*OBJECTIVE*. Copy the material that follows word for word and omit its pictures.

*DATASET EXCERPTS*.
■ ■ ■
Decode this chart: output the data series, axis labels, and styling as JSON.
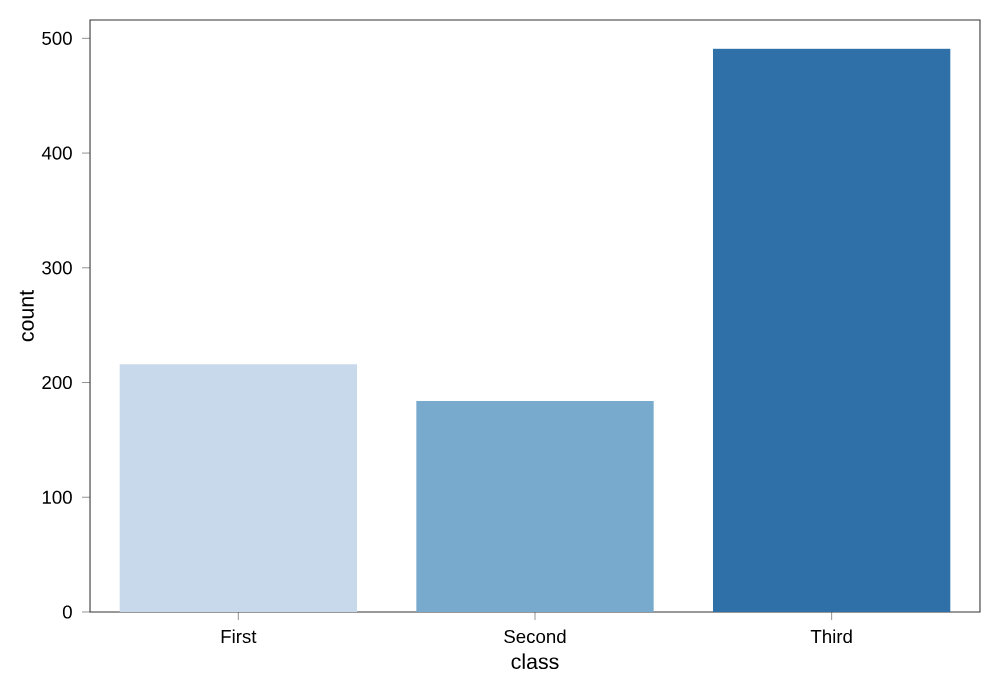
{
  "chart_data": {
    "type": "bar",
    "xlabel": "class",
    "ylabel": "count",
    "categories": [
      "First",
      "Second",
      "Third"
    ],
    "values": [
      216,
      184,
      491
    ],
    "colors": [
      "#c8d9eb",
      "#77aacd",
      "#2f70a8"
    ],
    "ylim": [
      0,
      516
    ],
    "yticks": [
      0,
      100,
      200,
      300,
      400,
      500
    ],
    "grid": false
  }
}
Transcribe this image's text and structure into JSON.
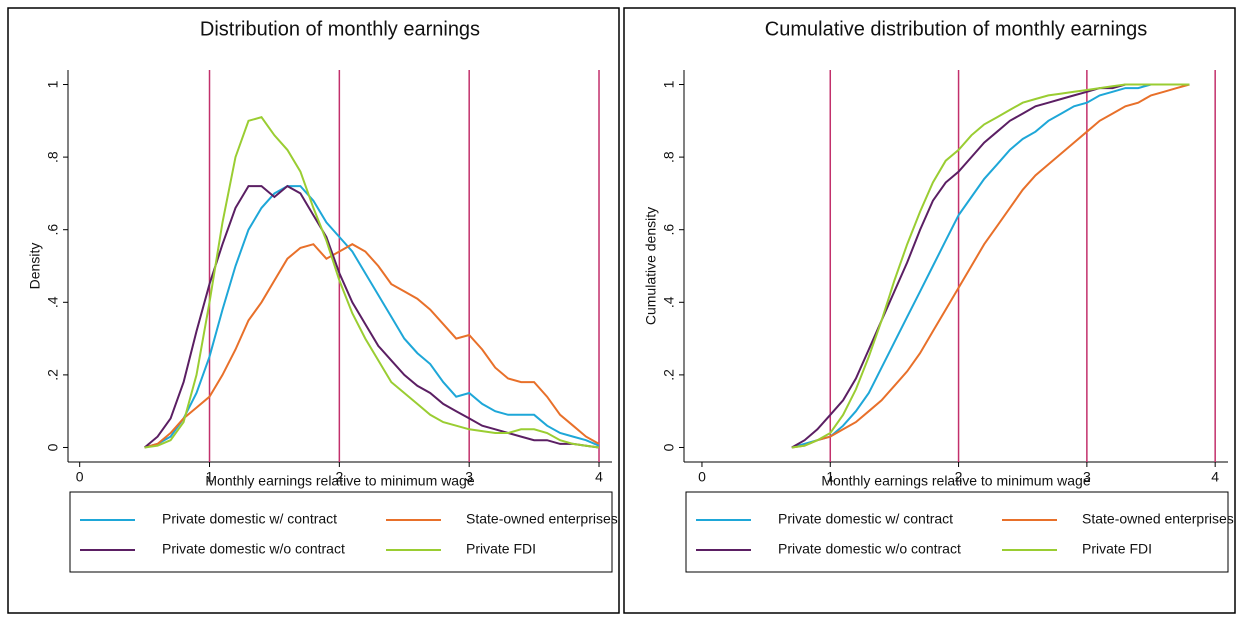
{
  "chart_data": [
    {
      "type": "line",
      "title": "Distribution of monthly earnings",
      "xlabel": "Monthly earnings relative to minimum wage",
      "ylabel": "Density",
      "x": [
        0.5,
        0.6,
        0.7,
        0.8,
        0.9,
        1.0,
        1.1,
        1.2,
        1.3,
        1.4,
        1.5,
        1.6,
        1.7,
        1.8,
        1.9,
        2.0,
        2.1,
        2.2,
        2.3,
        2.4,
        2.5,
        2.6,
        2.7,
        2.8,
        2.9,
        3.0,
        3.1,
        3.2,
        3.3,
        3.4,
        3.5,
        3.6,
        3.7,
        3.8,
        3.9,
        4.0
      ],
      "series": [
        {
          "name": "Private domestic w/ contract",
          "color": "#1ea7d8",
          "values": [
            0,
            0.01,
            0.03,
            0.08,
            0.15,
            0.25,
            0.38,
            0.5,
            0.6,
            0.66,
            0.7,
            0.72,
            0.72,
            0.68,
            0.62,
            0.58,
            0.54,
            0.48,
            0.42,
            0.36,
            0.3,
            0.26,
            0.23,
            0.18,
            0.14,
            0.15,
            0.12,
            0.1,
            0.09,
            0.09,
            0.09,
            0.06,
            0.04,
            0.03,
            0.02,
            0.005
          ]
        },
        {
          "name": "State-owned enterprises",
          "color": "#e8702a",
          "values": [
            0,
            0.01,
            0.04,
            0.08,
            0.11,
            0.14,
            0.2,
            0.27,
            0.35,
            0.4,
            0.46,
            0.52,
            0.55,
            0.56,
            0.52,
            0.54,
            0.56,
            0.54,
            0.5,
            0.45,
            0.43,
            0.41,
            0.38,
            0.34,
            0.3,
            0.31,
            0.27,
            0.22,
            0.19,
            0.18,
            0.18,
            0.14,
            0.09,
            0.06,
            0.03,
            0.01
          ]
        },
        {
          "name": "Private domestic w/o contract",
          "color": "#5b1f63",
          "values": [
            0,
            0.03,
            0.08,
            0.18,
            0.32,
            0.45,
            0.56,
            0.66,
            0.72,
            0.72,
            0.69,
            0.72,
            0.7,
            0.64,
            0.58,
            0.48,
            0.4,
            0.34,
            0.28,
            0.24,
            0.2,
            0.17,
            0.15,
            0.12,
            0.1,
            0.08,
            0.06,
            0.05,
            0.04,
            0.03,
            0.02,
            0.02,
            0.01,
            0.01,
            0.005,
            0
          ]
        },
        {
          "name": "Private FDI",
          "color": "#9acd32",
          "values": [
            0,
            0.005,
            0.02,
            0.07,
            0.2,
            0.4,
            0.62,
            0.8,
            0.9,
            0.91,
            0.86,
            0.82,
            0.76,
            0.66,
            0.57,
            0.46,
            0.37,
            0.3,
            0.24,
            0.18,
            0.15,
            0.12,
            0.09,
            0.07,
            0.06,
            0.05,
            0.045,
            0.04,
            0.04,
            0.05,
            0.05,
            0.04,
            0.02,
            0.01,
            0.005,
            0
          ]
        }
      ],
      "xlim": [
        -0.09,
        4.1
      ],
      "xticks": [
        0,
        1,
        2,
        3,
        4
      ],
      "ylim": [
        -0.04,
        1.04
      ],
      "yticks": [
        0,
        {
          "value": 0.2,
          "label": ".2"
        },
        {
          "value": 0.4,
          "label": ".4"
        },
        {
          "value": 0.6,
          "label": ".6"
        },
        {
          "value": 0.8,
          "label": ".8"
        },
        1
      ],
      "xlines": [
        1,
        2,
        3,
        4
      ],
      "xline_color": "#c2306b"
    },
    {
      "type": "line",
      "title": "Cumulative distribution of monthly earnings",
      "xlabel": "Monthly earnings relative to minimum wage",
      "ylabel": "Cumulative density",
      "x": [
        0.7,
        0.8,
        0.9,
        1.0,
        1.1,
        1.2,
        1.3,
        1.4,
        1.5,
        1.6,
        1.7,
        1.8,
        1.9,
        2.0,
        2.1,
        2.2,
        2.3,
        2.4,
        2.5,
        2.6,
        2.7,
        2.8,
        2.9,
        3.0,
        3.1,
        3.2,
        3.3,
        3.4,
        3.5,
        3.6,
        3.7,
        3.8
      ],
      "series": [
        {
          "name": "Private domestic w/ contract",
          "color": "#1ea7d8",
          "values": [
            0,
            0.01,
            0.02,
            0.03,
            0.06,
            0.1,
            0.15,
            0.22,
            0.29,
            0.36,
            0.43,
            0.5,
            0.57,
            0.64,
            0.69,
            0.74,
            0.78,
            0.82,
            0.85,
            0.87,
            0.9,
            0.92,
            0.94,
            0.95,
            0.97,
            0.98,
            0.99,
            0.99,
            1,
            1,
            1,
            1
          ]
        },
        {
          "name": "State-owned enterprises",
          "color": "#e8702a",
          "values": [
            0,
            0.005,
            0.02,
            0.03,
            0.05,
            0.07,
            0.1,
            0.13,
            0.17,
            0.21,
            0.26,
            0.32,
            0.38,
            0.44,
            0.5,
            0.56,
            0.61,
            0.66,
            0.71,
            0.75,
            0.78,
            0.81,
            0.84,
            0.87,
            0.9,
            0.92,
            0.94,
            0.95,
            0.97,
            0.98,
            0.99,
            1
          ]
        },
        {
          "name": "Private domestic w/o contract",
          "color": "#5b1f63",
          "values": [
            0,
            0.02,
            0.05,
            0.09,
            0.13,
            0.19,
            0.27,
            0.35,
            0.43,
            0.51,
            0.6,
            0.68,
            0.73,
            0.76,
            0.8,
            0.84,
            0.87,
            0.9,
            0.92,
            0.94,
            0.95,
            0.96,
            0.97,
            0.98,
            0.99,
            0.99,
            1,
            1,
            1,
            1,
            1,
            1
          ]
        },
        {
          "name": "Private FDI",
          "color": "#9acd32",
          "values": [
            0,
            0.005,
            0.02,
            0.04,
            0.09,
            0.16,
            0.25,
            0.35,
            0.46,
            0.56,
            0.65,
            0.73,
            0.79,
            0.82,
            0.86,
            0.89,
            0.91,
            0.93,
            0.95,
            0.96,
            0.97,
            0.975,
            0.98,
            0.985,
            0.99,
            0.995,
            1,
            1,
            1,
            1,
            1,
            1
          ]
        }
      ],
      "xlim": [
        -0.14,
        4.1
      ],
      "xticks": [
        0,
        1,
        2,
        3,
        4
      ],
      "ylim": [
        -0.04,
        1.04
      ],
      "yticks": [
        0,
        {
          "value": 0.2,
          "label": ".2"
        },
        {
          "value": 0.4,
          "label": ".4"
        },
        {
          "value": 0.6,
          "label": ".6"
        },
        {
          "value": 0.8,
          "label": ".8"
        },
        1
      ],
      "xlines": [
        1,
        2,
        3,
        4
      ],
      "xline_color": "#c2306b"
    }
  ]
}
■ ■ ■
*ANSWER TO THIS EXERCISE*.
Decode this chart: output the data series, axis labels, and styling as JSON.
{
  "chart_data": {
    "type": "bar",
    "xlabel": "class",
    "ylabel": "count",
    "categories": [
      "First",
      "Second",
      "Third"
    ],
    "values": [
      216,
      184,
      491
    ],
    "colors": [
      "#c8d9eb",
      "#77aacd",
      "#2f70a8"
    ],
    "ylim": [
      0,
      516
    ],
    "yticks": [
      0,
      100,
      200,
      300,
      400,
      500
    ],
    "grid": false
  }
}
Transcribe this image's text and structure into JSON.
{
  "chart_data": [
    {
      "type": "line",
      "title": "Distribution of monthly earnings",
      "xlabel": "Monthly earnings relative to minimum wage",
      "ylabel": "Density",
      "x": [
        0.5,
        0.6,
        0.7,
        0.8,
        0.9,
        1.0,
        1.1,
        1.2,
        1.3,
        1.4,
        1.5,
        1.6,
        1.7,
        1.8,
        1.9,
        2.0,
        2.1,
        2.2,
        2.3,
        2.4,
        2.5,
        2.6,
        2.7,
        2.8,
        2.9,
        3.0,
        3.1,
        3.2,
        3.3,
        3.4,
        3.5,
        3.6,
        3.7,
        3.8,
        3.9,
        4.0
      ],
      "series": [
        {
          "name": "Private domestic w/ contract",
          "color": "#1ea7d8",
          "values": [
            0,
            0.01,
            0.03,
            0.08,
            0.15,
            0.25,
            0.38,
            0.5,
            0.6,
            0.66,
            0.7,
            0.72,
            0.72,
            0.68,
            0.62,
            0.58,
            0.54,
            0.48,
            0.42,
            0.36,
            0.3,
            0.26,
            0.23,
            0.18,
            0.14,
            0.15,
            0.12,
            0.1,
            0.09,
            0.09,
            0.09,
            0.06,
            0.04,
            0.03,
            0.02,
            0.005
          ]
        },
        {
          "name": "State-owned enterprises",
          "color": "#e8702a",
          "values": [
            0,
            0.01,
            0.04,
            0.08,
            0.11,
            0.14,
            0.2,
            0.27,
            0.35,
            0.4,
            0.46,
            0.52,
            0.55,
            0.56,
            0.52,
            0.54,
            0.56,
            0.54,
            0.5,
            0.45,
            0.43,
            0.41,
            0.38,
            0.34,
            0.3,
            0.31,
            0.27,
            0.22,
            0.19,
            0.18,
            0.18,
            0.14,
            0.09,
            0.06,
            0.03,
            0.01
          ]
        },
        {
          "name": "Private domestic w/o contract",
          "color": "#5b1f63",
          "values": [
            0,
            0.03,
            0.08,
            0.18,
            0.32,
            0.45,
            0.56,
            0.66,
            0.72,
            0.72,
            0.69,
            0.72,
            0.7,
            0.64,
            0.58,
            0.48,
            0.4,
            0.34,
            0.28,
            0.24,
            0.2,
            0.17,
            0.15,
            0.12,
            0.1,
            0.08,
            0.06,
            0.05,
            0.04,
            0.03,
            0.02,
            0.02,
            0.01,
            0.01,
            0.005,
            0
          ]
        },
        {
          "name": "Private FDI",
          "color": "#9acd32",
          "values": [
            0,
            0.005,
            0.02,
            0.07,
            0.2,
            0.4,
            0.62,
            0.8,
            0.9,
            0.91,
            0.86,
            0.82,
            0.76,
            0.66,
            0.57,
            0.46,
            0.37,
            0.3,
            0.24,
            0.18,
            0.15,
            0.12,
            0.09,
            0.07,
            0.06,
            0.05,
            0.045,
            0.04,
            0.04,
            0.05,
            0.05,
            0.04,
            0.02,
            0.01,
            0.005,
            0
          ]
        }
      ],
      "xlim": [
        -0.09,
        4.1
      ],
      "xticks": [
        0,
        1,
        2,
        3,
        4
      ],
      "ylim": [
        -0.04,
        1.04
      ],
      "yticks": [
        0,
        {
          "value": 0.2,
          "label": ".2"
        },
        {
          "value": 0.4,
          "label": ".4"
        },
        {
          "value": 0.6,
          "label": ".6"
        },
        {
          "value": 0.8,
          "label": ".8"
        },
        1
      ],
      "xlines": [
        1,
        2,
        3,
        4
      ],
      "xline_color": "#c2306b"
    },
    {
      "type": "line",
      "title": "Cumulative distribution of monthly earnings",
      "xlabel": "Monthly earnings relative to minimum wage",
      "ylabel": "Cumulative density",
      "x": [
        0.7,
        0.8,
        0.9,
        1.0,
        1.1,
        1.2,
        1.3,
        1.4,
        1.5,
        1.6,
        1.7,
        1.8,
        1.9,
        2.0,
        2.1,
        2.2,
        2.3,
        2.4,
        2.5,
        2.6,
        2.7,
        2.8,
        2.9,
        3.0,
        3.1,
        3.2,
        3.3,
        3.4,
        3.5,
        3.6,
        3.7,
        3.8
      ],
      "series": [
        {
          "name": "Private domestic w/ contract",
          "color": "#1ea7d8",
          "values": [
            0,
            0.01,
            0.02,
            0.03,
            0.06,
            0.1,
            0.15,
            0.22,
            0.29,
            0.36,
            0.43,
            0.5,
            0.57,
            0.64,
            0.69,
            0.74,
            0.78,
            0.82,
            0.85,
            0.87,
            0.9,
            0.92,
            0.94,
            0.95,
            0.97,
            0.98,
            0.99,
            0.99,
            1,
            1,
            1,
            1
          ]
        },
        {
          "name": "State-owned enterprises",
          "color": "#e8702a",
          "values": [
            0,
            0.005,
            0.02,
            0.03,
            0.05,
            0.07,
            0.1,
            0.13,
            0.17,
            0.21,
            0.26,
            0.32,
            0.38,
            0.44,
            0.5,
            0.56,
            0.61,
            0.66,
            0.71,
            0.75,
            0.78,
            0.81,
            0.84,
            0.87,
            0.9,
            0.92,
            0.94,
            0.95,
            0.97,
            0.98,
            0.99,
            1
          ]
        },
        {
          "name": "Private domestic w/o contract",
          "color": "#5b1f63",
          "values": [
            0,
            0.02,
            0.05,
            0.09,
            0.13,
            0.19,
            0.27,
            0.35,
            0.43,
            0.51,
            0.6,
            0.68,
            0.73,
            0.76,
            0.8,
            0.84,
            0.87,
            0.9,
            0.92,
            0.94,
            0.95,
            0.96,
            0.97,
            0.98,
            0.99,
            0.99,
            1,
            1,
            1,
            1,
            1,
            1
          ]
        },
        {
          "name": "Private FDI",
          "color": "#9acd32",
          "values": [
            0,
            0.005,
            0.02,
            0.04,
            0.09,
            0.16,
            0.25,
            0.35,
            0.46,
            0.56,
            0.65,
            0.73,
            0.79,
            0.82,
            0.86,
            0.89,
            0.91,
            0.93,
            0.95,
            0.96,
            0.97,
            0.975,
            0.98,
            0.985,
            0.99,
            0.995,
            1,
            1,
            1,
            1,
            1,
            1
          ]
        }
      ],
      "xlim": [
        -0.14,
        4.1
      ],
      "xticks": [
        0,
        1,
        2,
        3,
        4
      ],
      "ylim": [
        -0.04,
        1.04
      ],
      "yticks": [
        0,
        {
          "value": 0.2,
          "label": ".2"
        },
        {
          "value": 0.4,
          "label": ".4"
        },
        {
          "value": 0.6,
          "label": ".6"
        },
        {
          "value": 0.8,
          "label": ".8"
        },
        1
      ],
      "xlines": [
        1,
        2,
        3,
        4
      ],
      "xline_color": "#c2306b"
    }
  ]
}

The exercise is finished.